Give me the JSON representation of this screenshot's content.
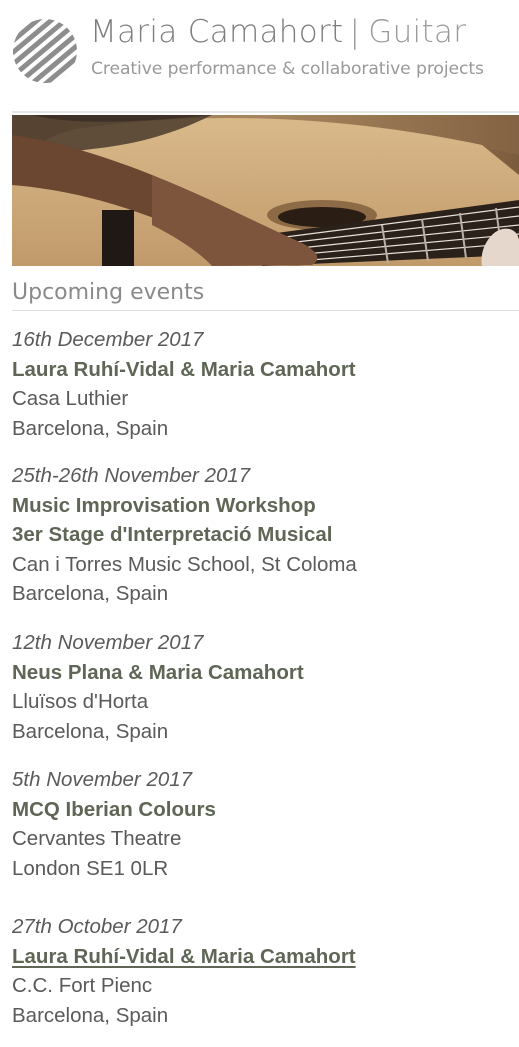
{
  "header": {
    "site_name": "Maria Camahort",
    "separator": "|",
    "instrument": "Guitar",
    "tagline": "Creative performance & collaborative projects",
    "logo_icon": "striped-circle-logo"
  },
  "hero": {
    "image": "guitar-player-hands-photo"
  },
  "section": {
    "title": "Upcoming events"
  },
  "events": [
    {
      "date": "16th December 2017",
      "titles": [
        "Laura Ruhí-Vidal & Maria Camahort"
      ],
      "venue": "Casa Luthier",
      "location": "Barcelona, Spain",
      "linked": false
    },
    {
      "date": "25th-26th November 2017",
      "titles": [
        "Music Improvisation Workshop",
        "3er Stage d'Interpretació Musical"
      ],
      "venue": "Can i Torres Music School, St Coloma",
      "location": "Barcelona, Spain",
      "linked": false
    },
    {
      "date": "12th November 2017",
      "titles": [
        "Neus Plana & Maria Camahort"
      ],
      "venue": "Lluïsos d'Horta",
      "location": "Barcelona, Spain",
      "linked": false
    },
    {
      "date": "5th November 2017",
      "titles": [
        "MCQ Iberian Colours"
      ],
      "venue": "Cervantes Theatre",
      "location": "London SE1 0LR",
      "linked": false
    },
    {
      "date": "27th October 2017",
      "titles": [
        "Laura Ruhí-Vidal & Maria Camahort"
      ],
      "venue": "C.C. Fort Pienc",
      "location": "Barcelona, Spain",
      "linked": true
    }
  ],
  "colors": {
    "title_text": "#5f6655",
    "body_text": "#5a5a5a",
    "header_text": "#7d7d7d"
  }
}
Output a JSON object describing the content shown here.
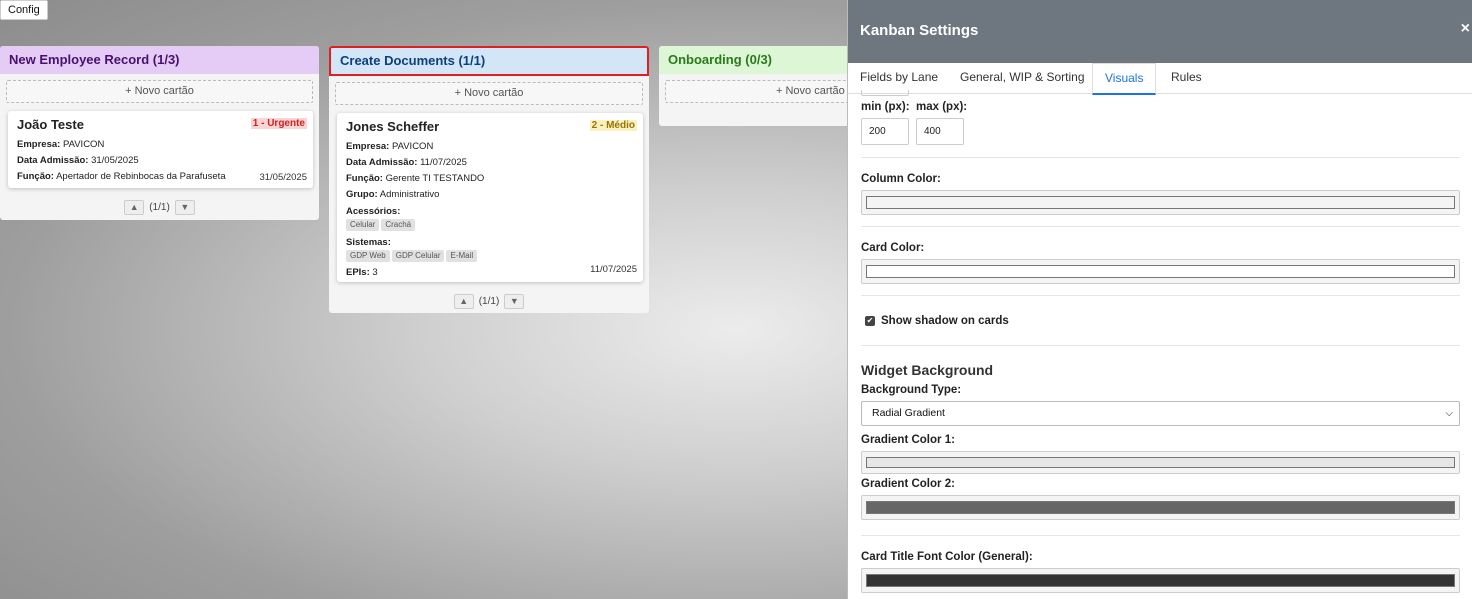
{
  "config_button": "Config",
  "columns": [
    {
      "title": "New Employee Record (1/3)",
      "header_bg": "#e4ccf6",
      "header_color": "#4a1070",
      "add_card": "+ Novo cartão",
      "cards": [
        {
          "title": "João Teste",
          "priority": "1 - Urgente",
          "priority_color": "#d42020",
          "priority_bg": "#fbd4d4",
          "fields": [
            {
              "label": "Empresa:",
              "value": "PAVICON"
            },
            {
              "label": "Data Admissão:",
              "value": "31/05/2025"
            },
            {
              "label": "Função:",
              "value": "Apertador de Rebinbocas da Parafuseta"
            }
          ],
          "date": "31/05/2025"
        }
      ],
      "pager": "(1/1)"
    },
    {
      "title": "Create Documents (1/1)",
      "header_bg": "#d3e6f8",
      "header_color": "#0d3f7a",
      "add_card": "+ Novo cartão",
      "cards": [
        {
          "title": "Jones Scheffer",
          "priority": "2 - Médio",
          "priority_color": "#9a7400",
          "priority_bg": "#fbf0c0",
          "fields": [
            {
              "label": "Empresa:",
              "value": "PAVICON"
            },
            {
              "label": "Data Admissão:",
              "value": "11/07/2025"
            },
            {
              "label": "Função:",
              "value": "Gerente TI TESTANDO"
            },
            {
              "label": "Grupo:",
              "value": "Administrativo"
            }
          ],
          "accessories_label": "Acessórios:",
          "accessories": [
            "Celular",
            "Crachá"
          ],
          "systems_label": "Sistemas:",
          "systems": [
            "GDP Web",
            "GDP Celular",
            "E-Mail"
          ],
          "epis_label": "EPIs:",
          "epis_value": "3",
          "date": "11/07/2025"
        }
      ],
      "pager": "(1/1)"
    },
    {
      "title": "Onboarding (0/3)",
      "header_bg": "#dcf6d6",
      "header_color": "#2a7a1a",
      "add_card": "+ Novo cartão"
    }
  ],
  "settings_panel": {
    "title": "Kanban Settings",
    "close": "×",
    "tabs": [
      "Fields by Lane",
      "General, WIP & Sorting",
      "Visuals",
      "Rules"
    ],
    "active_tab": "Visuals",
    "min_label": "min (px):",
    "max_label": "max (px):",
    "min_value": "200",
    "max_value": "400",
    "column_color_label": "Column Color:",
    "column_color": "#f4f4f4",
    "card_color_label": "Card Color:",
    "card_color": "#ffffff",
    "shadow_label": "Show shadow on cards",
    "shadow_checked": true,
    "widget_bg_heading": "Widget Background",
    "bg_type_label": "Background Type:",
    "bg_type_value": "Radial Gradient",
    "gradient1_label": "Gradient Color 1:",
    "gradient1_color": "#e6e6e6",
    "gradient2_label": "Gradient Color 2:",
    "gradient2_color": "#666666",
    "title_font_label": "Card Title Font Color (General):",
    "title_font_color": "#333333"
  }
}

·····

--- Aim ---
Retype all of the entries exactly as written, leaving out any images.

--- Exercise answer ---
Give me the JSON representation of this screenshot's content.
{
  "header": {
    "site_name": "Maria Camahort",
    "separator": "|",
    "instrument": "Guitar",
    "tagline": "Creative performance & collaborative projects",
    "logo_icon": "striped-circle-logo"
  },
  "hero": {
    "image": "guitar-player-hands-photo"
  },
  "section": {
    "title": "Upcoming events"
  },
  "events": [
    {
      "date": "16th December 2017",
      "titles": [
        "Laura Ruhí-Vidal & Maria Camahort"
      ],
      "venue": "Casa Luthier",
      "location": "Barcelona, Spain",
      "linked": false
    },
    {
      "date": "25th-26th November 2017",
      "titles": [
        "Music Improvisation Workshop",
        "3er Stage d'Interpretació Musical"
      ],
      "venue": "Can i Torres Music School, St Coloma",
      "location": "Barcelona, Spain",
      "linked": false
    },
    {
      "date": "12th November 2017",
      "titles": [
        "Neus Plana & Maria Camahort"
      ],
      "venue": "Lluïsos d'Horta",
      "location": "Barcelona, Spain",
      "linked": false
    },
    {
      "date": "5th November 2017",
      "titles": [
        "MCQ Iberian Colours"
      ],
      "venue": "Cervantes Theatre",
      "location": "London SE1 0LR",
      "linked": false
    },
    {
      "date": "27th October 2017",
      "titles": [
        "Laura Ruhí-Vidal & Maria Camahort"
      ],
      "venue": "C.C. Fort Pienc",
      "location": "Barcelona, Spain",
      "linked": true
    }
  ],
  "colors": {
    "title_text": "#5f6655",
    "body_text": "#5a5a5a",
    "header_text": "#7d7d7d"
  }
}
Output a JSON object describing the content shown here.
{
  "config_button": "Config",
  "columns": [
    {
      "title": "New Employee Record (1/3)",
      "header_bg": "#e4ccf6",
      "header_color": "#4a1070",
      "add_card": "+ Novo cartão",
      "cards": [
        {
          "title": "João Teste",
          "priority": "1 - Urgente",
          "priority_color": "#d42020",
          "priority_bg": "#fbd4d4",
          "fields": [
            {
              "label": "Empresa:",
              "value": "PAVICON"
            },
            {
              "label": "Data Admissão:",
              "value": "31/05/2025"
            },
            {
              "label": "Função:",
              "value": "Apertador de Rebinbocas da Parafuseta"
            }
          ],
          "date": "31/05/2025"
        }
      ],
      "pager": "(1/1)"
    },
    {
      "title": "Create Documents (1/1)",
      "header_bg": "#d3e6f8",
      "header_color": "#0d3f7a",
      "add_card": "+ Novo cartão",
      "cards": [
        {
          "title": "Jones Scheffer",
          "priority": "2 - Médio",
          "priority_color": "#9a7400",
          "priority_bg": "#fbf0c0",
          "fields": [
            {
              "label": "Empresa:",
              "value": "PAVICON"
            },
            {
              "label": "Data Admissão:",
              "value": "11/07/2025"
            },
            {
              "label": "Função:",
              "value": "Gerente TI TESTANDO"
            },
            {
              "label": "Grupo:",
              "value": "Administrativo"
            }
          ],
          "accessories_label": "Acessórios:",
          "accessories": [
            "Celular",
            "Crachá"
          ],
          "systems_label": "Sistemas:",
          "systems": [
            "GDP Web",
            "GDP Celular",
            "E-Mail"
          ],
          "epis_label": "EPIs:",
          "epis_value": "3",
          "date": "11/07/2025"
        }
      ],
      "pager": "(1/1)"
    },
    {
      "title": "Onboarding (0/3)",
      "header_bg": "#dcf6d6",
      "header_color": "#2a7a1a",
      "add_card": "+ Novo cartão"
    }
  ],
  "settings_panel": {
    "title": "Kanban Settings",
    "close": "×",
    "tabs": [
      "Fields by Lane",
      "General, WIP & Sorting",
      "Visuals",
      "Rules"
    ],
    "active_tab": "Visuals",
    "min_label": "min (px):",
    "max_label": "max (px):",
    "min_value": "200",
    "max_value": "400",
    "column_color_label": "Column Color:",
    "column_color": "#f4f4f4",
    "card_color_label": "Card Color:",
    "card_color": "#ffffff",
    "shadow_label": "Show shadow on cards",
    "shadow_checked": true,
    "widget_bg_heading": "Widget Background",
    "bg_type_label": "Background Type:",
    "bg_type_value": "Radial Gradient",
    "gradient1_label": "Gradient Color 1:",
    "gradient1_color": "#e6e6e6",
    "gradient2_label": "Gradient Color 2:",
    "gradient2_color": "#666666",
    "title_font_label": "Card Title Font Color (General):",
    "title_font_color": "#333333"
  }
}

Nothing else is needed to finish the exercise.